##### Source text
I should add indexes, it took over 2 hours and I still don’t get an answer with this Q.

you could try indexing, but i suspect there’s enough data here that you might be operating at the file size limit for Access (in which case, indexing probably won’t help).

you could try reducing the number of records that you import into your database. (for example, only upload the vernacular names for the lexicons that you’re really interested in.)

otherwise, you probably need to use a different database. unless i need server-client architecture, i tend to use SQLite to make simple databases. if you can write SQL on your own (without using a visual designer), then i think DB Browser is a really good application to manage SQLite databases. it has a very simple interface and includes good functionality for importing data.

1 Like

:-) It’s like going to China and learning Quechua.

I imported only one (the most important) lexicon but all taxa of iNaturalist. If I should import all lexicons I think I should script something in VBA or Python to do it. I did not find another database my company let me install on my laptop but I will take a look at SQLLite.

1 Like

hmmm… if you imported only one lexicon into your Access database and the query still didn’t return anything for you (in a reasonable amount of time), then it’s probably that your computer doesn’t have the resources to handle a big data set like that in Access. i just tried importing taxa and English vnames, and it ran in just few seconds in Access 365 (even without any indexes).
##########
##### Data section
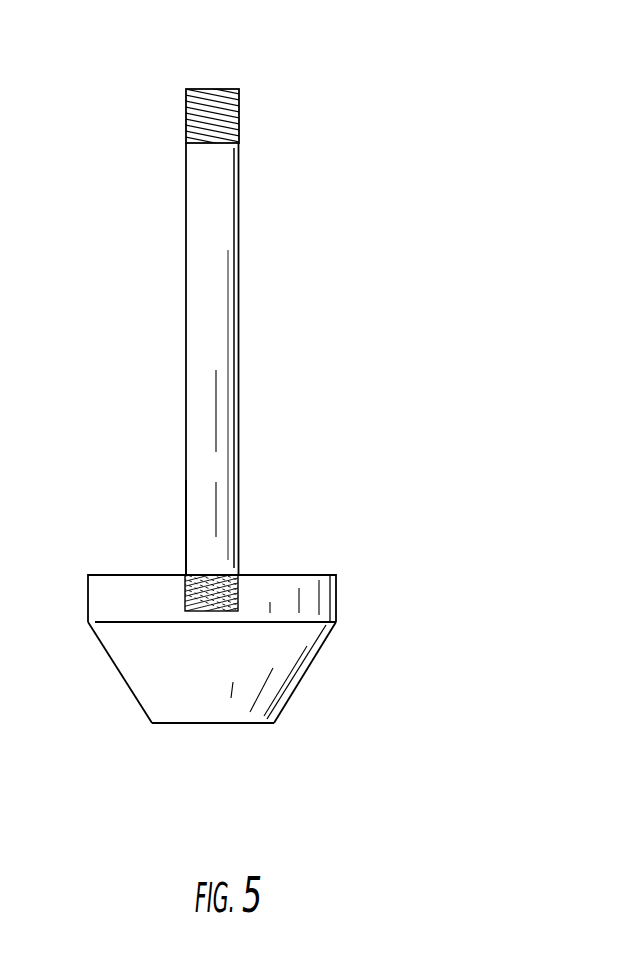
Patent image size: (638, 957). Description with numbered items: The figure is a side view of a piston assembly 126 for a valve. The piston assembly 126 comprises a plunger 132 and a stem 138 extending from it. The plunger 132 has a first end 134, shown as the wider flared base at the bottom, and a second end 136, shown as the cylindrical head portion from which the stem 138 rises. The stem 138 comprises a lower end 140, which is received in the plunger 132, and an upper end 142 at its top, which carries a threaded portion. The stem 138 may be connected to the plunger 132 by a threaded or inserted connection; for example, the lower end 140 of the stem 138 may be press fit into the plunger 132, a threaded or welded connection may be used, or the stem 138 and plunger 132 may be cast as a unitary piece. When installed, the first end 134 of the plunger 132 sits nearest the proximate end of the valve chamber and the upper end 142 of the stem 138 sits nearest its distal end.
##########
##### Data section
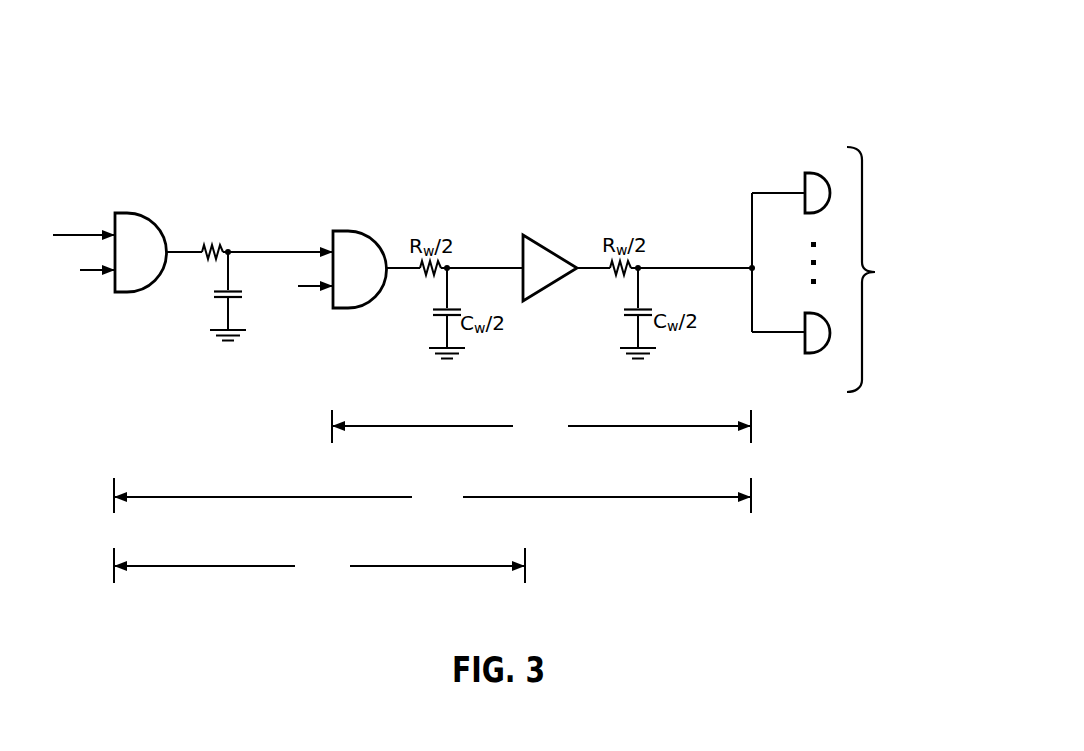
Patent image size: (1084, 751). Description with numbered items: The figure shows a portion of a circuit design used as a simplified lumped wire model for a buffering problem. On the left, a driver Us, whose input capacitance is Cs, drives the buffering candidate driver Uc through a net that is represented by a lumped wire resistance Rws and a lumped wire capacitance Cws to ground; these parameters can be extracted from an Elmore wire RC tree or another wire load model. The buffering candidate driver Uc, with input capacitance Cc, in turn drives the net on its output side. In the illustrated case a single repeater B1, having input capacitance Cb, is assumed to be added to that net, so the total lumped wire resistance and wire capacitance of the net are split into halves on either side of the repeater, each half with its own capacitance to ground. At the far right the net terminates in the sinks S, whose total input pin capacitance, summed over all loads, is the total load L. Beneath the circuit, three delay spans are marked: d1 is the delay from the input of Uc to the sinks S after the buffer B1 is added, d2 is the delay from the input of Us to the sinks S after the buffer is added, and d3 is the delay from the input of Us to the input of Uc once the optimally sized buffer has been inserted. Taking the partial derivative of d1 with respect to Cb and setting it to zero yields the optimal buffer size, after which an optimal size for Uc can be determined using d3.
##########
Please print, word for word, the stretch of the forum thread on Access queries from "hmmm… if you" through "without any indexes).".

hmmm… if you imported only one lexicon into your Access database and the query still didn’t return anything for you (in a reasonable amount of time), then it’s probably that your computer doesn’t have the resources to handle a big data set like that in Access. i just tried importing taxa and English vnames, and it ran in just few seconds in Access 365 (even without any indexes).